The task -
Transcribe every entry word for word, leaving out all images.

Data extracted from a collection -

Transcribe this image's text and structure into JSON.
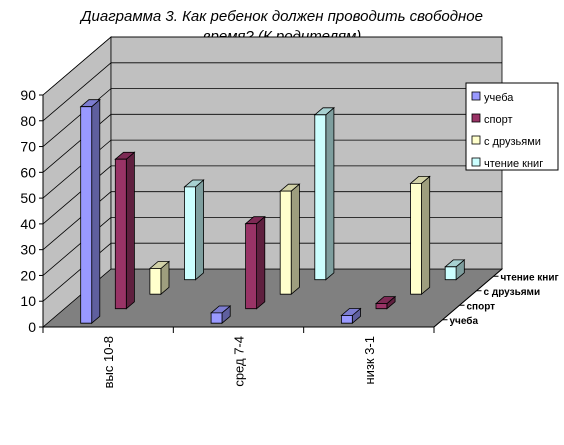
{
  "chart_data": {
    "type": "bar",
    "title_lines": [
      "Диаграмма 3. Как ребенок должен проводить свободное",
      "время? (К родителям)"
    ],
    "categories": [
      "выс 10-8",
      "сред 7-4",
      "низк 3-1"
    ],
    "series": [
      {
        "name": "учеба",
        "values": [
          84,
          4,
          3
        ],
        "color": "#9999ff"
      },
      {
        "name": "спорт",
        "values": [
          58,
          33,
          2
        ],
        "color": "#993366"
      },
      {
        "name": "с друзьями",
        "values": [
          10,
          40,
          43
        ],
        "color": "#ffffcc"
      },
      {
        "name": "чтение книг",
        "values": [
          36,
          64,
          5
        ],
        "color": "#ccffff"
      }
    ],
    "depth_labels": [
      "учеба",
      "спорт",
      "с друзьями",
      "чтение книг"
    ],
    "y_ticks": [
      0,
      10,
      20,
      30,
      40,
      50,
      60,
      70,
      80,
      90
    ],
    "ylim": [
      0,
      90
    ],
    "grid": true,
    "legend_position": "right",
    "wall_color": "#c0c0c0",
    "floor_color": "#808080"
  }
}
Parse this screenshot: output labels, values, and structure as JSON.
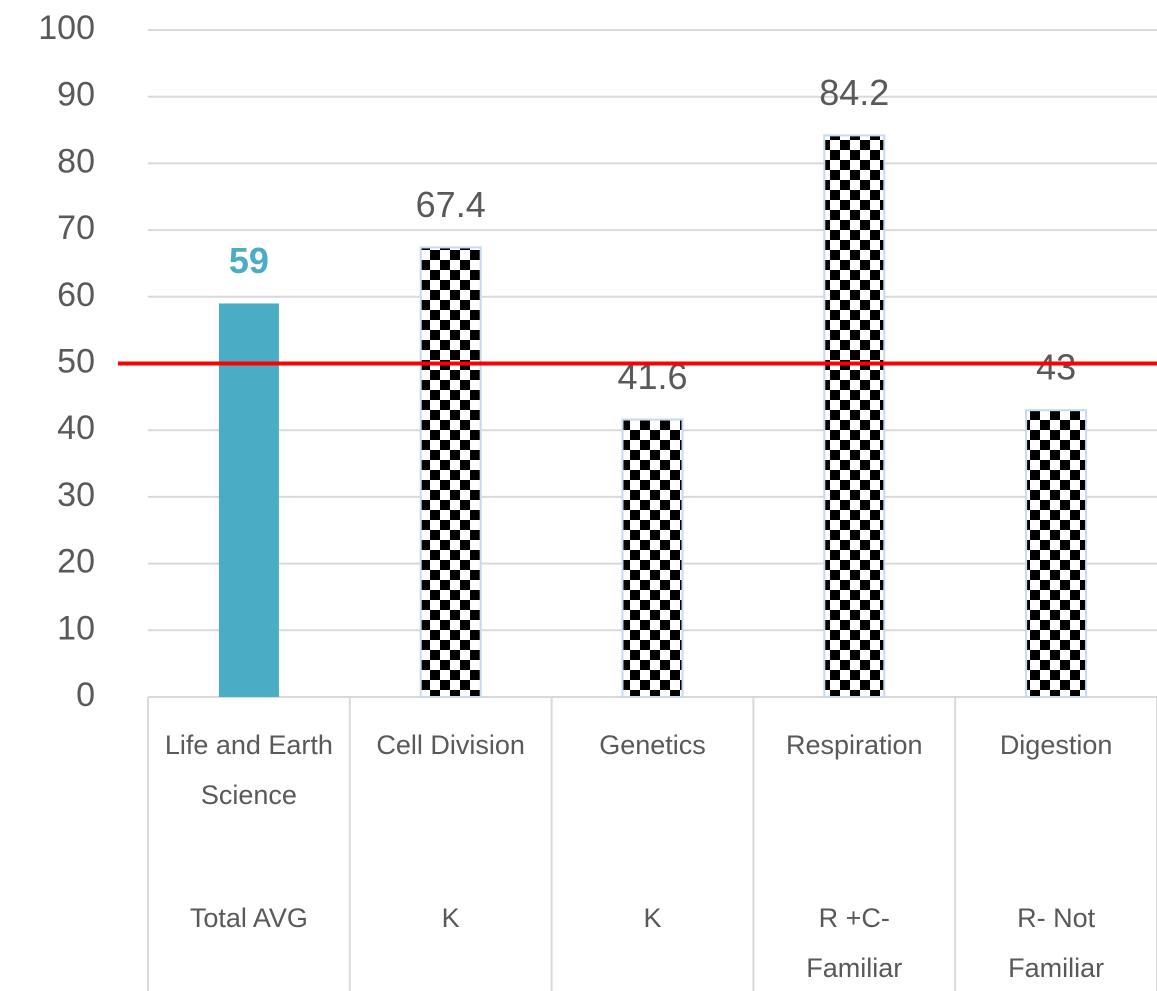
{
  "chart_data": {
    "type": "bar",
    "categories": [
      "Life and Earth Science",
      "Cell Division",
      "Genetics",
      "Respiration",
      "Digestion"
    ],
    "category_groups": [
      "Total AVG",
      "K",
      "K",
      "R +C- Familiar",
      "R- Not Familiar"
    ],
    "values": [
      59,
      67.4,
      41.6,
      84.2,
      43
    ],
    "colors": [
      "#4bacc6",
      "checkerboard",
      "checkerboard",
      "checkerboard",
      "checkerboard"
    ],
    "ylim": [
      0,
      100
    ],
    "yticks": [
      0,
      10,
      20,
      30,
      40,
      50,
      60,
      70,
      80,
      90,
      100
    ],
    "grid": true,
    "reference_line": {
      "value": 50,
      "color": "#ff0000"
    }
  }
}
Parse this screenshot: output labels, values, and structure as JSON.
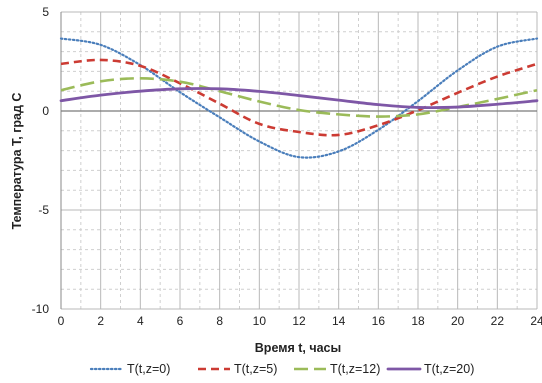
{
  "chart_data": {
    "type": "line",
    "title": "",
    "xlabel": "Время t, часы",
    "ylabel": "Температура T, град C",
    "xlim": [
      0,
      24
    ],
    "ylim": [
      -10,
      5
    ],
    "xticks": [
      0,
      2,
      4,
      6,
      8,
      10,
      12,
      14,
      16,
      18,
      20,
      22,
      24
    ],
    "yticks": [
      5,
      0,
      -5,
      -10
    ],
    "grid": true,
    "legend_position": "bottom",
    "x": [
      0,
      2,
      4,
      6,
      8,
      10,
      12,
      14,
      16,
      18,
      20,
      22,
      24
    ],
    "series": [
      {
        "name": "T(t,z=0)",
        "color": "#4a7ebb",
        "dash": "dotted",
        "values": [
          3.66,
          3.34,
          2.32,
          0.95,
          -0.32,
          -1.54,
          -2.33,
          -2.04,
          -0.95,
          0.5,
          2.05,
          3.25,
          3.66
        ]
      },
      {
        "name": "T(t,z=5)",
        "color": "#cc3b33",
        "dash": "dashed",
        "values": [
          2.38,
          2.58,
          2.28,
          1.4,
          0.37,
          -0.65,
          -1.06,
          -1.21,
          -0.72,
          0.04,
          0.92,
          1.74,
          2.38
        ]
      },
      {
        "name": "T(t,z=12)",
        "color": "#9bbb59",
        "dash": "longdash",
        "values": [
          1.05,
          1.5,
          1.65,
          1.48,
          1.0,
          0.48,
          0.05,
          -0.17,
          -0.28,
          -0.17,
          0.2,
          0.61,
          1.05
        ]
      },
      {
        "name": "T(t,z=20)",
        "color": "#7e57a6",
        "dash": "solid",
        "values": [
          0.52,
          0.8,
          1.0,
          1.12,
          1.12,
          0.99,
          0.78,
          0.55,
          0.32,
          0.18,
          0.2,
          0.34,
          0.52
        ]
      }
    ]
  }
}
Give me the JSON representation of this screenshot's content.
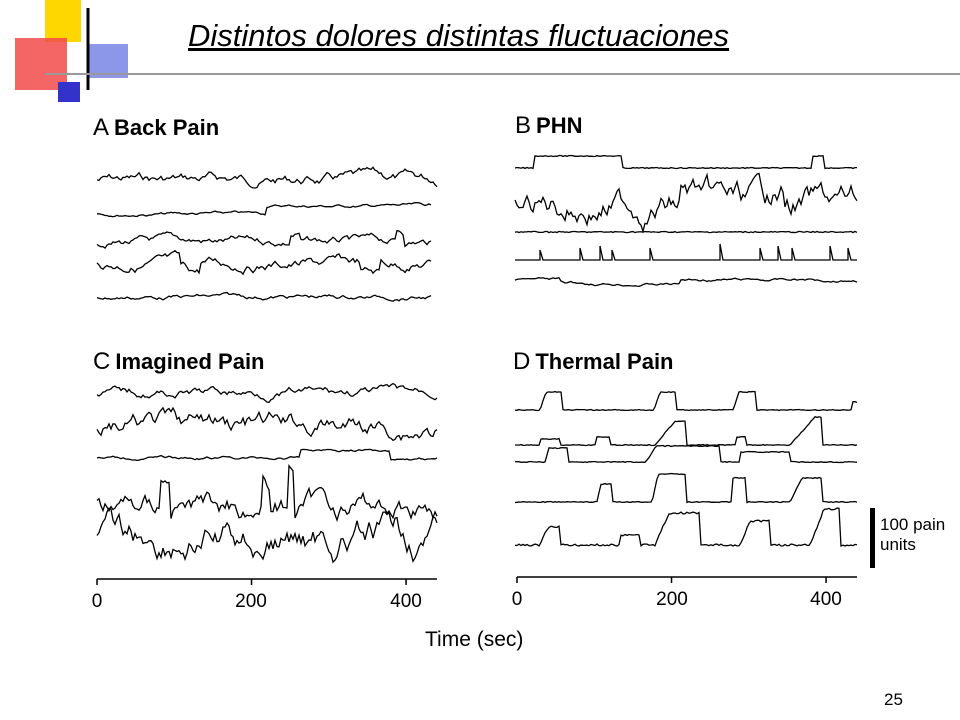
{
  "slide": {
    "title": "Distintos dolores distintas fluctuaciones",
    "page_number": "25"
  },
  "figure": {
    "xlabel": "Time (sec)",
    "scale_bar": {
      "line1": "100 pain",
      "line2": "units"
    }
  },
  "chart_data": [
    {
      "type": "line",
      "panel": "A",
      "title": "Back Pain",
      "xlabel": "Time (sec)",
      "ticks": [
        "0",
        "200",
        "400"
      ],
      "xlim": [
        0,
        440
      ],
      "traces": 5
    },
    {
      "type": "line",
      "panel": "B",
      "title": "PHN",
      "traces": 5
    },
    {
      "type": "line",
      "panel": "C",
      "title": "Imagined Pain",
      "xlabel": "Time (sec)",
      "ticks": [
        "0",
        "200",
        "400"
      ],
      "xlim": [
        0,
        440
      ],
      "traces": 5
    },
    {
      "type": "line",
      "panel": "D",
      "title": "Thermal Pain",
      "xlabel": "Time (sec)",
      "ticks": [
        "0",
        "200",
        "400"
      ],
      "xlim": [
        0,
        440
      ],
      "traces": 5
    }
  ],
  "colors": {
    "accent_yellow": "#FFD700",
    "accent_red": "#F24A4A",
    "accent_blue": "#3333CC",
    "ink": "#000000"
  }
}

Solution -
Transcribe this image's text and structure into JSON.
{
  "chart_data": {
    "type": "bar",
    "title_lines": [
      "Диаграмма 3. Как ребенок должен проводить свободное",
      "время? (К родителям)"
    ],
    "categories": [
      "выс 10-8",
      "сред 7-4",
      "низк 3-1"
    ],
    "series": [
      {
        "name": "учеба",
        "values": [
          84,
          4,
          3
        ],
        "color": "#9999ff"
      },
      {
        "name": "спорт",
        "values": [
          58,
          33,
          2
        ],
        "color": "#993366"
      },
      {
        "name": "с друзьями",
        "values": [
          10,
          40,
          43
        ],
        "color": "#ffffcc"
      },
      {
        "name": "чтение книг",
        "values": [
          36,
          64,
          5
        ],
        "color": "#ccffff"
      }
    ],
    "depth_labels": [
      "учеба",
      "спорт",
      "с друзьями",
      "чтение книг"
    ],
    "y_ticks": [
      0,
      10,
      20,
      30,
      40,
      50,
      60,
      70,
      80,
      90
    ],
    "ylim": [
      0,
      90
    ],
    "grid": true,
    "legend_position": "right",
    "wall_color": "#c0c0c0",
    "floor_color": "#808080"
  }
}
Parse this screenshot: output labels, values, and structure as JSON.
{
  "chart_data": {
    "type": "bar",
    "categories": [
      "Life and Earth Science",
      "Cell Division",
      "Genetics",
      "Respiration",
      "Digestion"
    ],
    "category_groups": [
      "Total AVG",
      "K",
      "K",
      "R +C- Familiar",
      "R- Not Familiar"
    ],
    "values": [
      59,
      67.4,
      41.6,
      84.2,
      43
    ],
    "colors": [
      "#4bacc6",
      "checkerboard",
      "checkerboard",
      "checkerboard",
      "checkerboard"
    ],
    "ylim": [
      0,
      100
    ],
    "yticks": [
      0,
      10,
      20,
      30,
      40,
      50,
      60,
      70,
      80,
      90,
      100
    ],
    "grid": true,
    "reference_line": {
      "value": 50,
      "color": "#ff0000"
    }
  }
}
Parse this screenshot: output labels, values, and structure as JSON.
{
  "chart_data": {
    "type": "line",
    "title": "",
    "xlabel": "Время t, часы",
    "ylabel": "Температура T, град C",
    "xlim": [
      0,
      24
    ],
    "ylim": [
      -10,
      5
    ],
    "xticks": [
      0,
      2,
      4,
      6,
      8,
      10,
      12,
      14,
      16,
      18,
      20,
      22,
      24
    ],
    "yticks": [
      5,
      0,
      -5,
      -10
    ],
    "grid": true,
    "legend_position": "bottom",
    "x": [
      0,
      2,
      4,
      6,
      8,
      10,
      12,
      14,
      16,
      18,
      20,
      22,
      24
    ],
    "series": [
      {
        "name": "T(t,z=0)",
        "color": "#4a7ebb",
        "dash": "dotted",
        "values": [
          3.66,
          3.34,
          2.32,
          0.95,
          -0.32,
          -1.54,
          -2.33,
          -2.04,
          -0.95,
          0.5,
          2.05,
          3.25,
          3.66
        ]
      },
      {
        "name": "T(t,z=5)",
        "color": "#cc3b33",
        "dash": "dashed",
        "values": [
          2.38,
          2.58,
          2.28,
          1.4,
          0.37,
          -0.65,
          -1.06,
          -1.21,
          -0.72,
          0.04,
          0.92,
          1.74,
          2.38
        ]
      },
      {
        "name": "T(t,z=12)",
        "color": "#9bbb59",
        "dash": "longdash",
        "values": [
          1.05,
          1.5,
          1.65,
          1.48,
          1.0,
          0.48,
          0.05,
          -0.17,
          -0.28,
          -0.17,
          0.2,
          0.61,
          1.05
        ]
      },
      {
        "name": "T(t,z=20)",
        "color": "#7e57a6",
        "dash": "solid",
        "values": [
          0.52,
          0.8,
          1.0,
          1.12,
          1.12,
          0.99,
          0.78,
          0.55,
          0.32,
          0.18,
          0.2,
          0.34,
          0.52
        ]
      }
    ]
  }
}
Give me the JSON representation of this screenshot's content.
{
  "slide": {
    "title": "Distintos dolores distintas fluctuaciones",
    "page_number": "25"
  },
  "figure": {
    "xlabel": "Time (sec)",
    "scale_bar": {
      "line1": "100 pain",
      "line2": "units"
    }
  },
  "chart_data": [
    {
      "type": "line",
      "panel": "A",
      "title": "Back Pain",
      "xlabel": "Time (sec)",
      "ticks": [
        "0",
        "200",
        "400"
      ],
      "xlim": [
        0,
        440
      ],
      "traces": 5
    },
    {
      "type": "line",
      "panel": "B",
      "title": "PHN",
      "traces": 5
    },
    {
      "type": "line",
      "panel": "C",
      "title": "Imagined Pain",
      "xlabel": "Time (sec)",
      "ticks": [
        "0",
        "200",
        "400"
      ],
      "xlim": [
        0,
        440
      ],
      "traces": 5
    },
    {
      "type": "line",
      "panel": "D",
      "title": "Thermal Pain",
      "xlabel": "Time (sec)",
      "ticks": [
        "0",
        "200",
        "400"
      ],
      "xlim": [
        0,
        440
      ],
      "traces": 5
    }
  ],
  "colors": {
    "accent_yellow": "#FFD700",
    "accent_red": "#F24A4A",
    "accent_blue": "#3333CC",
    "ink": "#000000"
  }
}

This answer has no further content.